Given request »
Show each line from the listing that includes the word "TUẦN".

##### Listed entries #####

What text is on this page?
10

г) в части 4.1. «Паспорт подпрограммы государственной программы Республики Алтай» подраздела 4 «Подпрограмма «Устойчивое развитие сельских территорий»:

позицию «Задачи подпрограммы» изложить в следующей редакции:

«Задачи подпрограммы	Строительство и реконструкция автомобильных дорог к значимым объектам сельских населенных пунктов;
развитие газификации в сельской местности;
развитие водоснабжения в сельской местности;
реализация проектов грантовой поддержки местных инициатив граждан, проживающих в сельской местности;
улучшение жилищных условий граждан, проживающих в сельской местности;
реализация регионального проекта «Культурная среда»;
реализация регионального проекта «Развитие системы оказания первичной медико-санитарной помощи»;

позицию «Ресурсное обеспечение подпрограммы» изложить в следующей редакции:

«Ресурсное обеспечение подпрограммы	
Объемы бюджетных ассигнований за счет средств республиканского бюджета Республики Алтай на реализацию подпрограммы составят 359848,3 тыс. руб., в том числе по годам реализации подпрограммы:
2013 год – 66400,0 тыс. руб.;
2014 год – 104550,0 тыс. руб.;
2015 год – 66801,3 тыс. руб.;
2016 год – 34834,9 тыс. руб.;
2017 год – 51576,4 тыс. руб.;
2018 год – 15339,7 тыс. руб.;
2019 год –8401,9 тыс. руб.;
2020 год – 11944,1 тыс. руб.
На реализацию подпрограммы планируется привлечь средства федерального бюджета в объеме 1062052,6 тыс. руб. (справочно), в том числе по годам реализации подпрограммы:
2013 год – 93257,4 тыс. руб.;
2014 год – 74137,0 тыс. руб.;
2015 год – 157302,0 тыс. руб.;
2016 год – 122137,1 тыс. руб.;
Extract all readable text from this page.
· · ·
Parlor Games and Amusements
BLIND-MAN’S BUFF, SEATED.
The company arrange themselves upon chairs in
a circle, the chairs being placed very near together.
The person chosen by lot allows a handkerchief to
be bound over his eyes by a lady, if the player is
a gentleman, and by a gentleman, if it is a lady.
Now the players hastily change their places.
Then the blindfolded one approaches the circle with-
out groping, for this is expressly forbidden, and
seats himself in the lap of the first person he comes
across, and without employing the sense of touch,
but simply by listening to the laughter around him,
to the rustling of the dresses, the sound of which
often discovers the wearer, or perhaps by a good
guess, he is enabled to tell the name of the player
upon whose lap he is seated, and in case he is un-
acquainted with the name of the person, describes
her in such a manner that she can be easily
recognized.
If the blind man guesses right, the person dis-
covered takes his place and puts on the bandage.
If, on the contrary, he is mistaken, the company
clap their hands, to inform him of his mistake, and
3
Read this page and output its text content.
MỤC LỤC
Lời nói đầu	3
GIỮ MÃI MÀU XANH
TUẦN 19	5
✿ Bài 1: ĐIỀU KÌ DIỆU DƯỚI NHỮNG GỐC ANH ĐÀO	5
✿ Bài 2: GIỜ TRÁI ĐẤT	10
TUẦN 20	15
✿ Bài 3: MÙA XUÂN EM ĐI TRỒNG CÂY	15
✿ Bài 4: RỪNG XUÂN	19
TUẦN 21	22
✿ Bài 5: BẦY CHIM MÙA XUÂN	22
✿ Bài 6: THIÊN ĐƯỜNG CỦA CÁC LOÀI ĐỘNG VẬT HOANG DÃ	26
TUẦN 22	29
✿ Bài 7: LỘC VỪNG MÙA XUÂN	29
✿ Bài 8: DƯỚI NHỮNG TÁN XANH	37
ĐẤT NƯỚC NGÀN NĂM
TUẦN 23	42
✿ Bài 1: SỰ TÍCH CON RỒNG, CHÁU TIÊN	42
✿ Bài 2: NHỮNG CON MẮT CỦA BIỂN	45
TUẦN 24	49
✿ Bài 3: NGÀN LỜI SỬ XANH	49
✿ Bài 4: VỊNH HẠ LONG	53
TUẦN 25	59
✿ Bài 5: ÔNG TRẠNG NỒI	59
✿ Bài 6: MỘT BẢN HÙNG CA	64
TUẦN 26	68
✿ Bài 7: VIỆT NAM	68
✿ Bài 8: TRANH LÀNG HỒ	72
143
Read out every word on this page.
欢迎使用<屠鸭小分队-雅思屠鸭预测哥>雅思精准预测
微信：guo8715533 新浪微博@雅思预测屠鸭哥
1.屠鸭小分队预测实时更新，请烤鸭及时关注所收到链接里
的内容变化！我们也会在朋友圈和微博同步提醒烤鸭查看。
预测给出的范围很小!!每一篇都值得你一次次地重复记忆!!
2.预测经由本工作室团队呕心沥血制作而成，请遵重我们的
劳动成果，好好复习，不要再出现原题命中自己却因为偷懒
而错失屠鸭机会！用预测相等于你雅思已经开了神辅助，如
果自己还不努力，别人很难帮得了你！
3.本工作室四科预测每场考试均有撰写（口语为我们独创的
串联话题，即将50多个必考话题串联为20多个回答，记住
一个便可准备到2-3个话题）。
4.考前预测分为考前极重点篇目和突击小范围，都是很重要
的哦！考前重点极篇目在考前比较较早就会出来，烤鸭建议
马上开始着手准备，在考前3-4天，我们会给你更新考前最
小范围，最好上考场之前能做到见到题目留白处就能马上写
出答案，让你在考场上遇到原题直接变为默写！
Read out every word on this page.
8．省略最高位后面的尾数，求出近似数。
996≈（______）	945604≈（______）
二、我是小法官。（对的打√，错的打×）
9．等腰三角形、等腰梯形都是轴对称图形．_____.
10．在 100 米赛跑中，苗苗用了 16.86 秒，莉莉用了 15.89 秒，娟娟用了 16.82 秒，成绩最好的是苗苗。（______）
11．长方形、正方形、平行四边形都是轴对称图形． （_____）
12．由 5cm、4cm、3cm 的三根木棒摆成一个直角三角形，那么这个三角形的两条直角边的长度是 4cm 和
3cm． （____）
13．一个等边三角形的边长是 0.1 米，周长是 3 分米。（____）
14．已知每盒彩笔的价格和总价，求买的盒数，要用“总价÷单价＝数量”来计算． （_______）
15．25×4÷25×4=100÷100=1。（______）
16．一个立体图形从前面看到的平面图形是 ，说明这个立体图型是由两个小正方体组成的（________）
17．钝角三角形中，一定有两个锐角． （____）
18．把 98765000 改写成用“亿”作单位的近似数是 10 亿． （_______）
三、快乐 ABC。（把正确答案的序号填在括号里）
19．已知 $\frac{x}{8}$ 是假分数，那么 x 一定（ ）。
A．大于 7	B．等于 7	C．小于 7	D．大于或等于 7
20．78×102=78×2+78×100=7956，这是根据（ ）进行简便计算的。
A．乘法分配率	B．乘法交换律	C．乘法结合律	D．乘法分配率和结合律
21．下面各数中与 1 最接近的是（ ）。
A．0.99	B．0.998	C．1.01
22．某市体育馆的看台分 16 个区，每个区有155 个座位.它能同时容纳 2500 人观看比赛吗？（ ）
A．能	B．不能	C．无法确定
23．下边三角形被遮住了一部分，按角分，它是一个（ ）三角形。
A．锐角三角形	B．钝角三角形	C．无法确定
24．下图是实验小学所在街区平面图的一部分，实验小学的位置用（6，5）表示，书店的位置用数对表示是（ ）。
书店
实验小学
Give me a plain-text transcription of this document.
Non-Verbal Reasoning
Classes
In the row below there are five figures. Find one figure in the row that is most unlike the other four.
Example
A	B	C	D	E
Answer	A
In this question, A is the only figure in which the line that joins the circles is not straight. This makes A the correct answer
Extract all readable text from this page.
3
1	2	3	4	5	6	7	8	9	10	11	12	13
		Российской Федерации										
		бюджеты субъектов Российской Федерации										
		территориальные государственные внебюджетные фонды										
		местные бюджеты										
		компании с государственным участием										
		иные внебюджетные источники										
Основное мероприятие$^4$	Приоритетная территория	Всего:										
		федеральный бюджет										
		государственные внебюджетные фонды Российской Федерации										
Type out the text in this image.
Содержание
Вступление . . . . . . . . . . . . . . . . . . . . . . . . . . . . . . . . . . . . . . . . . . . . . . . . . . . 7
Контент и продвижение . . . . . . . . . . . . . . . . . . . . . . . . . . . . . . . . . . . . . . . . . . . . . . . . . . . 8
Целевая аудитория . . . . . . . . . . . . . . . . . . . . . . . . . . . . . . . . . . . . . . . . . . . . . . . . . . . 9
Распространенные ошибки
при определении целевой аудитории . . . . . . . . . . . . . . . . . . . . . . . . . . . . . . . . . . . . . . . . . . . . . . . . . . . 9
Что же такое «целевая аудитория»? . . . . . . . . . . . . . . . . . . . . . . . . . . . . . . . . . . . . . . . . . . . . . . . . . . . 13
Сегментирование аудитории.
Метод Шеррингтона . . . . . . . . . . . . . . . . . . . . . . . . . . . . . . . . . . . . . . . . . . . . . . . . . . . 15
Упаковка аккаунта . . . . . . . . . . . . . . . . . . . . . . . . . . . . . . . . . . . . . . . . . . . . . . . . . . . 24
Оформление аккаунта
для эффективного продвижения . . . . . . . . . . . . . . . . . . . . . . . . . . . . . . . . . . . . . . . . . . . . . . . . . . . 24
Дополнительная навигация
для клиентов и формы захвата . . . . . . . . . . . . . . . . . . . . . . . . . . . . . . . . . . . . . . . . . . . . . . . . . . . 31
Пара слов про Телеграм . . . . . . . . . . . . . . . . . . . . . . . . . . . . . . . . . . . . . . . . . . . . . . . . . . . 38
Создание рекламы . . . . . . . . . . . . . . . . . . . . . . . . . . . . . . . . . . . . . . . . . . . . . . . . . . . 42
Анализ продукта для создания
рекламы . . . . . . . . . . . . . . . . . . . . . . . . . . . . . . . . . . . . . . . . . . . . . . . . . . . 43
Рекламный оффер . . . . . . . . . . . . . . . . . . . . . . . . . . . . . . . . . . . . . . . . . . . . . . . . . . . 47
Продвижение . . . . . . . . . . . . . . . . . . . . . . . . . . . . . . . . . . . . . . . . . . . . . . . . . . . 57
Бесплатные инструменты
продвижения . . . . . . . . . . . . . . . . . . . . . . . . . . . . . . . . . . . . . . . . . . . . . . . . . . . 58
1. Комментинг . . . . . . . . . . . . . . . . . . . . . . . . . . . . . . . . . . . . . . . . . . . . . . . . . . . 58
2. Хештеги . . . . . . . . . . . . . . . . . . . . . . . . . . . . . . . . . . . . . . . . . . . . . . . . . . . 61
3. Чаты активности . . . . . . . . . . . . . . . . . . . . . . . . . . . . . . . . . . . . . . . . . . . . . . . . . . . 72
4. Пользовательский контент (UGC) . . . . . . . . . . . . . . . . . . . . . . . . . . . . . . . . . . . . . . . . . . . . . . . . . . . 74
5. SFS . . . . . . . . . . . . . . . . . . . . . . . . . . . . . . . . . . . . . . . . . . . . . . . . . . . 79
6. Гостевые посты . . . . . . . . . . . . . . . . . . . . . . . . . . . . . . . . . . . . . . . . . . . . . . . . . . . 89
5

#####

Correct response »
TUẦN 19	5
TUẦN 20	15
TUẦN 21	22
TUẦN 22	29
TUẦN 23	42
TUẦN 24	49
TUẦN 25	59
TUẦN 26	68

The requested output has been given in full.